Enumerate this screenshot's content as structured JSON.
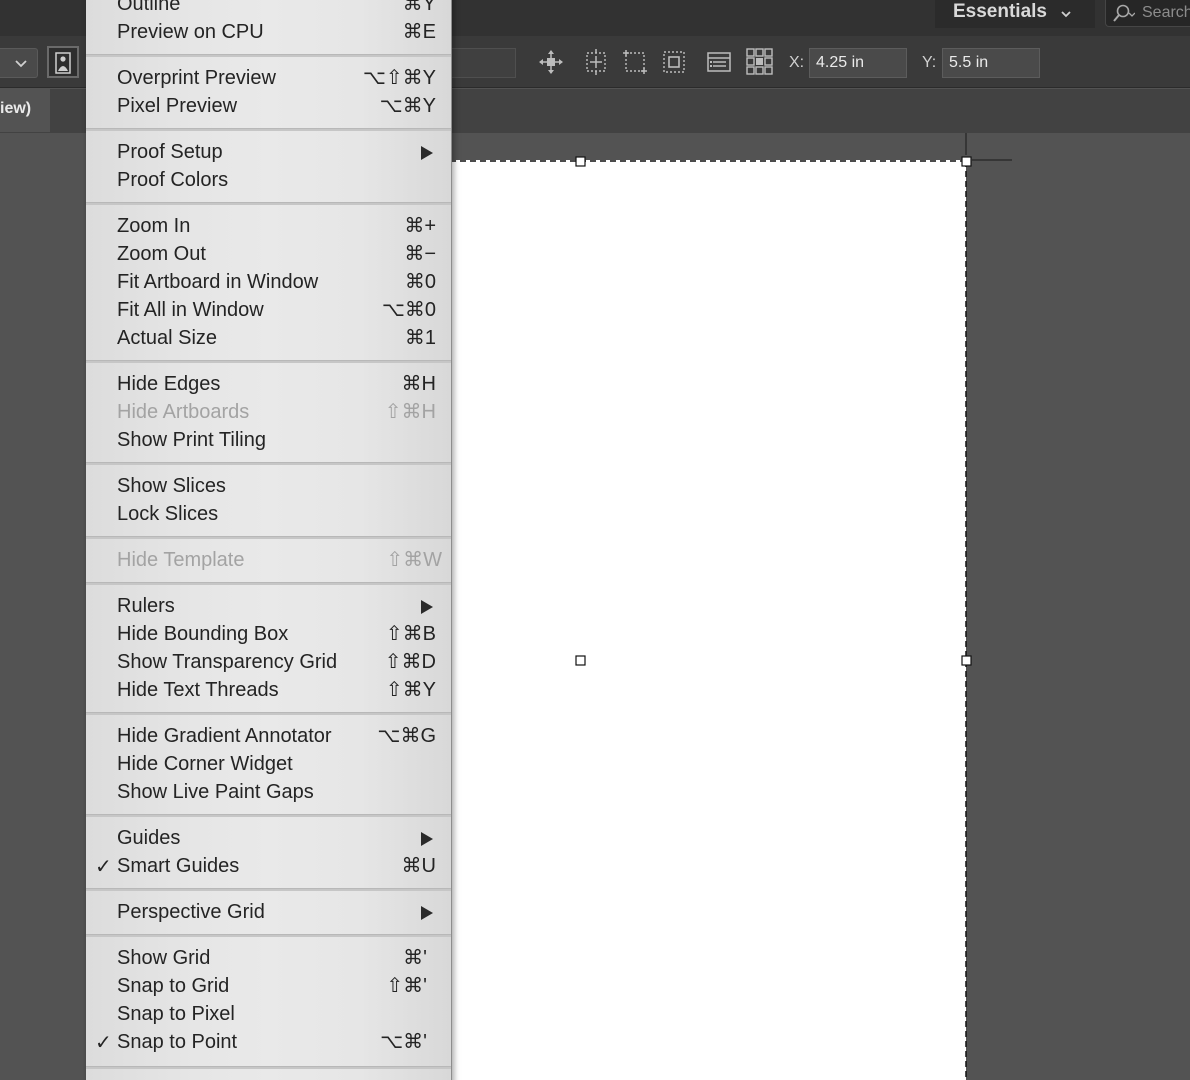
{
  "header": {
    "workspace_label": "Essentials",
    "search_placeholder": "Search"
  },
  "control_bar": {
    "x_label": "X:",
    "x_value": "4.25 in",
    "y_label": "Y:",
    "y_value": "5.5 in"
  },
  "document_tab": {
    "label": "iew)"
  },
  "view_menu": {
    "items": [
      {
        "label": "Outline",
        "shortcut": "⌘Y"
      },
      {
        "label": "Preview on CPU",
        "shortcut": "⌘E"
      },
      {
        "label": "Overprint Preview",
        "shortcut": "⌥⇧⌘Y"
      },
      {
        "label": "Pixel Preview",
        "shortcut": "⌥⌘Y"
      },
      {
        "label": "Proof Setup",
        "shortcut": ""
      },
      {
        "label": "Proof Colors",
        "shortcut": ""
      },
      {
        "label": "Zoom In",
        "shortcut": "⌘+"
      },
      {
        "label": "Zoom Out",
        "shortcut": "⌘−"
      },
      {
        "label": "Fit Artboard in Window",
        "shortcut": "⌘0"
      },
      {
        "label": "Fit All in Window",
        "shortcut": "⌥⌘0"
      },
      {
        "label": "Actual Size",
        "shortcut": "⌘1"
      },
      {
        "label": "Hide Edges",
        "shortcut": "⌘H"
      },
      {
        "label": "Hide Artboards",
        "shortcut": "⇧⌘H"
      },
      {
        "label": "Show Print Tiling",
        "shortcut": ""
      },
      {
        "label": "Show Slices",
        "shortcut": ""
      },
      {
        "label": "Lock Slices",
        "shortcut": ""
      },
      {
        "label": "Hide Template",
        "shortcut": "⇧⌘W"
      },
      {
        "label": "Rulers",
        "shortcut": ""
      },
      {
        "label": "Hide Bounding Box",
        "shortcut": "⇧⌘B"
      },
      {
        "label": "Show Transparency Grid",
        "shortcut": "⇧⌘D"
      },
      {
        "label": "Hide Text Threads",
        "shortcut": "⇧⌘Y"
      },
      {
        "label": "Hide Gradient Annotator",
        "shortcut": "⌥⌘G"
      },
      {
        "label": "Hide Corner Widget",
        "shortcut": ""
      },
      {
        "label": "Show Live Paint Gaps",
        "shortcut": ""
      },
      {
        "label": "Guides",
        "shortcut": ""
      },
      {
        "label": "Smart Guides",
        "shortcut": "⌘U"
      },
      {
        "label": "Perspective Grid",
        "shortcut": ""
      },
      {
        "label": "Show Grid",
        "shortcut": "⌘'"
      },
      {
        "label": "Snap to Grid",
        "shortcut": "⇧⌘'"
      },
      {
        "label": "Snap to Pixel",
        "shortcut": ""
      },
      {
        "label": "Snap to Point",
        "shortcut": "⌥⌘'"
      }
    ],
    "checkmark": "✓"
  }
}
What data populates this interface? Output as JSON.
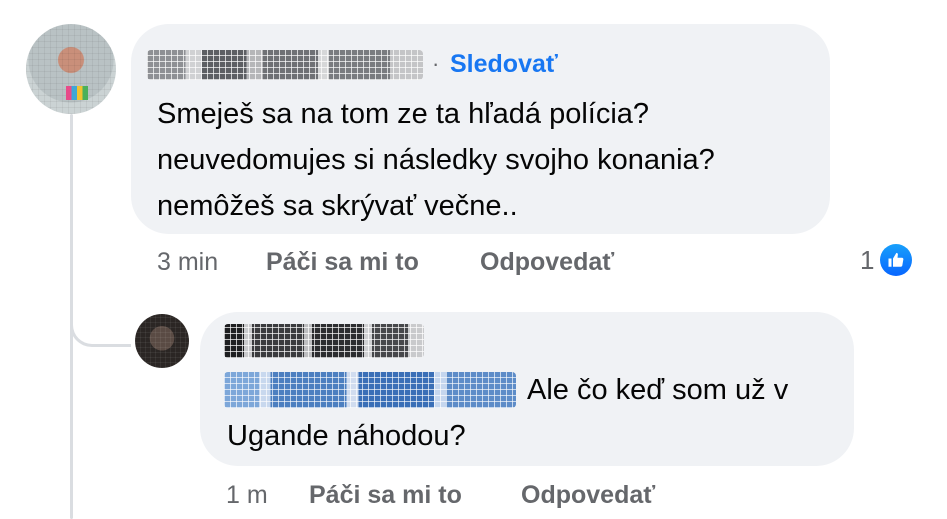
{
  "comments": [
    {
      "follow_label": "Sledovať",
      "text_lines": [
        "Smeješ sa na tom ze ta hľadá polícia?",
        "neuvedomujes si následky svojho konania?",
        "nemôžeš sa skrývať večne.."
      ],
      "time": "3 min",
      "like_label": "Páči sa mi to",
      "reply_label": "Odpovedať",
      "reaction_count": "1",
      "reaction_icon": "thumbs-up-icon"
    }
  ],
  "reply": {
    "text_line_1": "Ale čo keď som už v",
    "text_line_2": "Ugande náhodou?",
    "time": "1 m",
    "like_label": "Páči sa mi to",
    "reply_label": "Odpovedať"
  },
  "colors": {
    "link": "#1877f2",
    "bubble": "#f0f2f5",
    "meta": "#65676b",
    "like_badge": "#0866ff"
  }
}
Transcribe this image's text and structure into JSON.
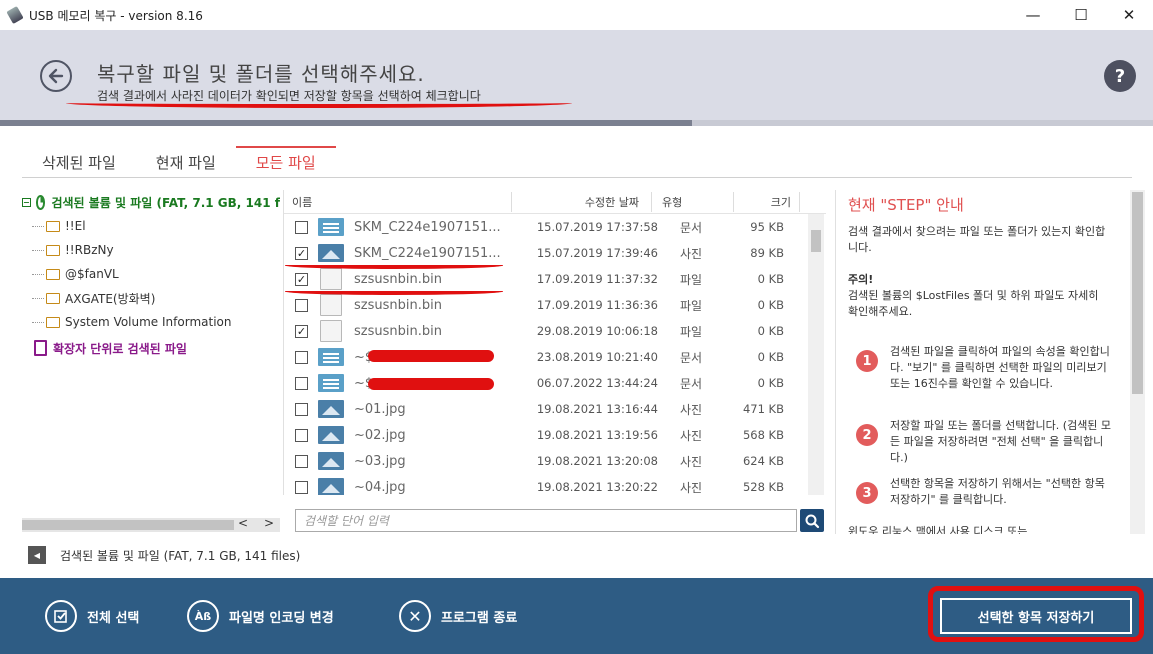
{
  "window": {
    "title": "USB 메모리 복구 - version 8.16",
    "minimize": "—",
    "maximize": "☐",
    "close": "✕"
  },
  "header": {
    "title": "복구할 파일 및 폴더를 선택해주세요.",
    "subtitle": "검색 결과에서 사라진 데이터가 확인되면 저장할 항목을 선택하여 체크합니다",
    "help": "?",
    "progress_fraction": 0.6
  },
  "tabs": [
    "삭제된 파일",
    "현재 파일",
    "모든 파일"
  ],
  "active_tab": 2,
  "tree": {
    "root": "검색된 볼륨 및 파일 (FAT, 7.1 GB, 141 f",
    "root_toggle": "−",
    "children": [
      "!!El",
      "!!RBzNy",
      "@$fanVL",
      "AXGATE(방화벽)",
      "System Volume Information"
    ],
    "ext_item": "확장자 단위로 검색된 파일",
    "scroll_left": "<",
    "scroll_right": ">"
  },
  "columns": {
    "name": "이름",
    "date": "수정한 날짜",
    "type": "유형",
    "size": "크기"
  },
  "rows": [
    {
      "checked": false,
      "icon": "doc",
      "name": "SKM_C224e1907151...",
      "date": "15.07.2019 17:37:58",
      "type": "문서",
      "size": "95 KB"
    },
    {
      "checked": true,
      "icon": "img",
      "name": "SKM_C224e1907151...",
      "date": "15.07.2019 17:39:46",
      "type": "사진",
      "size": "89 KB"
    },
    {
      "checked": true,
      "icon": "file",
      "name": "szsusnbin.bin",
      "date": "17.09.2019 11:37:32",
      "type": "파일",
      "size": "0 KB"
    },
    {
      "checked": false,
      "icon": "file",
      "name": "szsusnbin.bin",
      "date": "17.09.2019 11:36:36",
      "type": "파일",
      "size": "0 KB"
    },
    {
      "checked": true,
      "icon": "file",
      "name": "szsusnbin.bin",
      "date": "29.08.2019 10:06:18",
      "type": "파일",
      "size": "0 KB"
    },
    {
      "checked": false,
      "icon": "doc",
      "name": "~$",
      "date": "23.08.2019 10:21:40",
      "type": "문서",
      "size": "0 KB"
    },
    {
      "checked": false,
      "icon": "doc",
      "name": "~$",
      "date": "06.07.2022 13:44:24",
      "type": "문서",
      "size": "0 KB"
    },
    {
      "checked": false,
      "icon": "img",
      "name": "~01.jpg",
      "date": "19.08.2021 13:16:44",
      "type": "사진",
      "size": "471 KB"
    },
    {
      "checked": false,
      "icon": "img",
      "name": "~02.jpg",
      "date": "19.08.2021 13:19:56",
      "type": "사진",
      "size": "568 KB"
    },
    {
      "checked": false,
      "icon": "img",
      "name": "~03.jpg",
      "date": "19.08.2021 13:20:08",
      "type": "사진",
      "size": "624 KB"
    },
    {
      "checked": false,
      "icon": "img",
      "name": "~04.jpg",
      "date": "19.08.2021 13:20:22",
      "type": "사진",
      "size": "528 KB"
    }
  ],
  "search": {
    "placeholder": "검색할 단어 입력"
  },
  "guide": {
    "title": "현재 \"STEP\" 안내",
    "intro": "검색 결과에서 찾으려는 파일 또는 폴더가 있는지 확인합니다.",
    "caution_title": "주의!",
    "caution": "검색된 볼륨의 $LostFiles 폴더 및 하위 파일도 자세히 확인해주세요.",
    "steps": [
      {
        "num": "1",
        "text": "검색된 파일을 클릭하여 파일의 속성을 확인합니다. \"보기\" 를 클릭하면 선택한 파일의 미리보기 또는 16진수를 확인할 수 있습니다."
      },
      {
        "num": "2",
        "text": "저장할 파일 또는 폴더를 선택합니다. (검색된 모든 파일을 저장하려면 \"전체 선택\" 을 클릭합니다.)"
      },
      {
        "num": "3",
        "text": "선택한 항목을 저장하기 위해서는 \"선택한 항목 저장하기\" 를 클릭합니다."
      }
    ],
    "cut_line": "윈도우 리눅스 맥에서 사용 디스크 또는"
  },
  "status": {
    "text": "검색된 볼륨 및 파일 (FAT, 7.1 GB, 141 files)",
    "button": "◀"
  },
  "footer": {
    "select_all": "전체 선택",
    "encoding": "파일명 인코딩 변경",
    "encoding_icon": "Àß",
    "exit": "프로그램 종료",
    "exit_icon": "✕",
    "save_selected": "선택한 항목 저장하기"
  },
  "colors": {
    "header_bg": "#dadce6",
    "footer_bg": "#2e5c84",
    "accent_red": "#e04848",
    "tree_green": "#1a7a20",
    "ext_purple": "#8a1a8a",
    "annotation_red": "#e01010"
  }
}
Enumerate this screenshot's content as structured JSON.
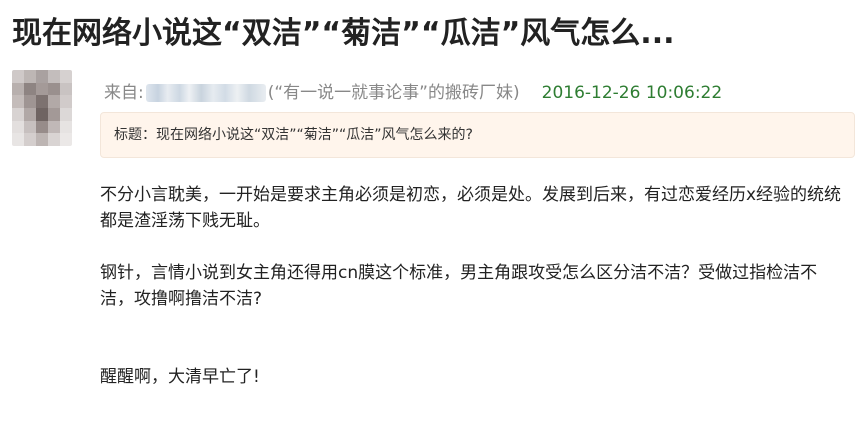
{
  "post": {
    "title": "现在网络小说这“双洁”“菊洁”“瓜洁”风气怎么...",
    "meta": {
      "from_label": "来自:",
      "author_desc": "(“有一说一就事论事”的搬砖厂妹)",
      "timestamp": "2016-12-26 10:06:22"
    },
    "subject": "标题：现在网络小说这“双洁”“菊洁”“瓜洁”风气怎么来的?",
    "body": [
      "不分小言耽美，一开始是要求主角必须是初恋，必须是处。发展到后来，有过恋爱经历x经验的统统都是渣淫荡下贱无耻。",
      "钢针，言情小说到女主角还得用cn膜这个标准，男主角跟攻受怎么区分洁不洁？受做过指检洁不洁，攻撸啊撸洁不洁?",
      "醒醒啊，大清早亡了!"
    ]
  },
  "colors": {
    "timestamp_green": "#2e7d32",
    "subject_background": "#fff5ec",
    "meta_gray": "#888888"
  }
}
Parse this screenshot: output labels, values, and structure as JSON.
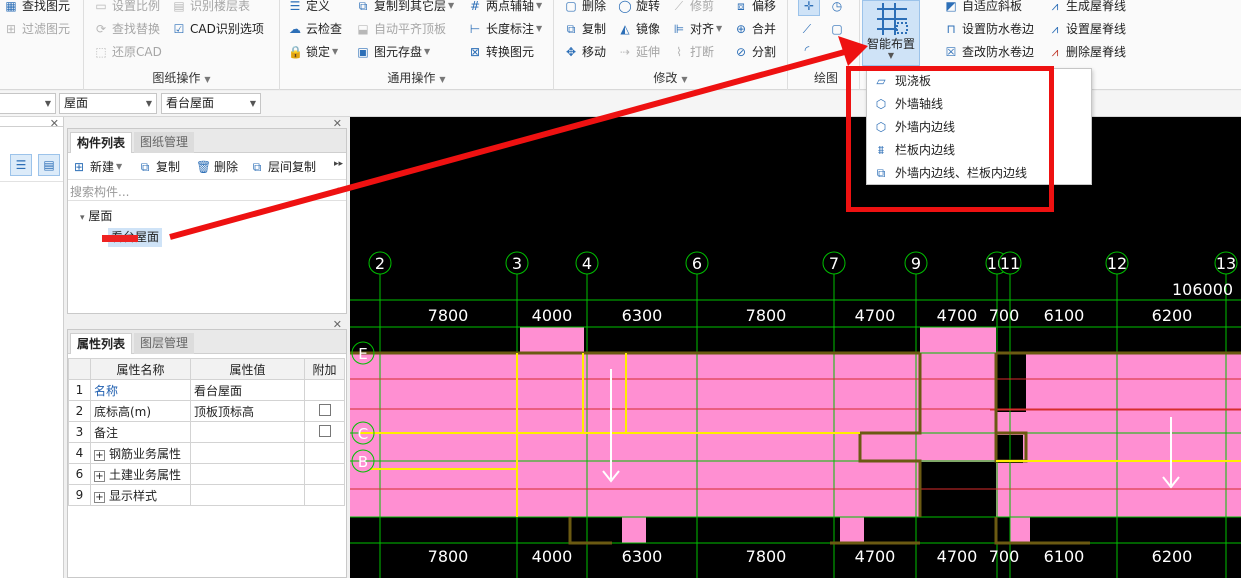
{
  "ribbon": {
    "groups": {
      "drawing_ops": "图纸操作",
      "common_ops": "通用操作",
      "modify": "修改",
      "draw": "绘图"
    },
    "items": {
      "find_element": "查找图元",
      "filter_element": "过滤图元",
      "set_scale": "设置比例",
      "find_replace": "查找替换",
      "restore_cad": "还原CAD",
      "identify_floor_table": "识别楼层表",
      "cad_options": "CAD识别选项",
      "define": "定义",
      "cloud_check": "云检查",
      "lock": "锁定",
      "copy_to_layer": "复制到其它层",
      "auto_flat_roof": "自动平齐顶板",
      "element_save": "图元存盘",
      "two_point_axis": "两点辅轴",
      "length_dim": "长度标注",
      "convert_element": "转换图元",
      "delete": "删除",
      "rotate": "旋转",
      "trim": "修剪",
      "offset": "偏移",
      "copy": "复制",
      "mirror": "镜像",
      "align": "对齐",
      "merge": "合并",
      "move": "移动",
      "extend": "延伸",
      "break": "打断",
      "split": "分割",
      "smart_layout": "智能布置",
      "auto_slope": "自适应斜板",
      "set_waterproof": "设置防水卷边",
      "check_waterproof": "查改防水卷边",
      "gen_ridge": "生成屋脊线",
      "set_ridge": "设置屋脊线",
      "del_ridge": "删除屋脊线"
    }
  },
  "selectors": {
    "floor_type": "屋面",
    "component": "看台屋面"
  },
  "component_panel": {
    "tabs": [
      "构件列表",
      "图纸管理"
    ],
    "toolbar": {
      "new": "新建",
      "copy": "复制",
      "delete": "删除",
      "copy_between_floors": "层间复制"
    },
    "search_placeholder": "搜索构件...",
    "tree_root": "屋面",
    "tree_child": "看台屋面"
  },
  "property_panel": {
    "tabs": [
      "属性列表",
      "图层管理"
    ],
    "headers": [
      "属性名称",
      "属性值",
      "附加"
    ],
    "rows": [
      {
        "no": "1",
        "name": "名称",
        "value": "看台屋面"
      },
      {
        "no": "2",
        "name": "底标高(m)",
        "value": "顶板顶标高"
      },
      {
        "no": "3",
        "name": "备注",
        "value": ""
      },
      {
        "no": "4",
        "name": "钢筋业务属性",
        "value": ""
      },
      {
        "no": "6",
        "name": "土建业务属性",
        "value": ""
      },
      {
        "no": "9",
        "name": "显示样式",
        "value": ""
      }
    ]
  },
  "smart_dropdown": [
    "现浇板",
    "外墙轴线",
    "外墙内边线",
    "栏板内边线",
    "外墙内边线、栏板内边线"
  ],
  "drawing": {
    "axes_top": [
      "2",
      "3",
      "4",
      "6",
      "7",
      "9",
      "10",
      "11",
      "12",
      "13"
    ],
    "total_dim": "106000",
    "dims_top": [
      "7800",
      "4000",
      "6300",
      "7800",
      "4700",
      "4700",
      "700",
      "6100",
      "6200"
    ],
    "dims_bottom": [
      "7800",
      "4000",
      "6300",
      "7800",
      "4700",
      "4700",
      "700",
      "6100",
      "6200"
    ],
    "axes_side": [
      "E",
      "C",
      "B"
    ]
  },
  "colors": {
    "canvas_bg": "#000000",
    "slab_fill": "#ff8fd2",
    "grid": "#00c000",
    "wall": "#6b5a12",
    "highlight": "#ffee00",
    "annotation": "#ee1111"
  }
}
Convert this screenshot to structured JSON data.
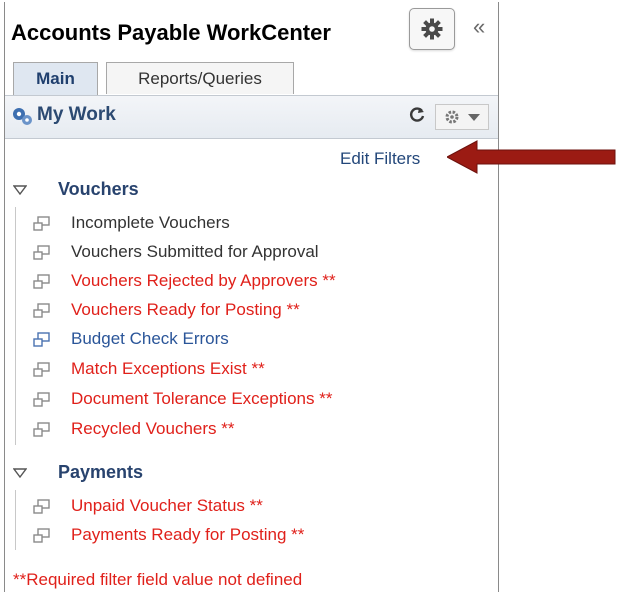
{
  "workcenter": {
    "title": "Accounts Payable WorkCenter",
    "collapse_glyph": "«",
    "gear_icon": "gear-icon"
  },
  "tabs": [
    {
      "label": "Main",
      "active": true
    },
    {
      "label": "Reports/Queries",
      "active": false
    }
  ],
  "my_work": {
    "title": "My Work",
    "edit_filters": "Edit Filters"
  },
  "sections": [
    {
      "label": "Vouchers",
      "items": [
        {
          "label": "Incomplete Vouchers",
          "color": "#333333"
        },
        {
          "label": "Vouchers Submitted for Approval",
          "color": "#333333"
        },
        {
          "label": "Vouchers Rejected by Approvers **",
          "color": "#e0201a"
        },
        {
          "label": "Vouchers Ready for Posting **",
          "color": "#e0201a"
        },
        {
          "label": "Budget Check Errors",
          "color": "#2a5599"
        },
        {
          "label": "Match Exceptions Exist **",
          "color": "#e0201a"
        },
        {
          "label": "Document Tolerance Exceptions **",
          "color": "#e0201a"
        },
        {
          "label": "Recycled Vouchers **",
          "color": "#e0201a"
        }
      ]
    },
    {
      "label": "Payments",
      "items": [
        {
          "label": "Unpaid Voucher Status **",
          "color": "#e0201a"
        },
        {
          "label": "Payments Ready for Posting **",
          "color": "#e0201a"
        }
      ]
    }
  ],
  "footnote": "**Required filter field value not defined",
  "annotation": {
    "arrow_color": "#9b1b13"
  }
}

# # # # #

• The problem:
Extract each line holding the word "现在网络小说这" from the records.

• Written answer:
    "title": "现在网络小说这“双洁”“菊洁”“瓜洁”风气怎么...",
    "subject": "标题：现在网络小说这“双洁”“菊洁”“瓜洁”风气怎么来的?",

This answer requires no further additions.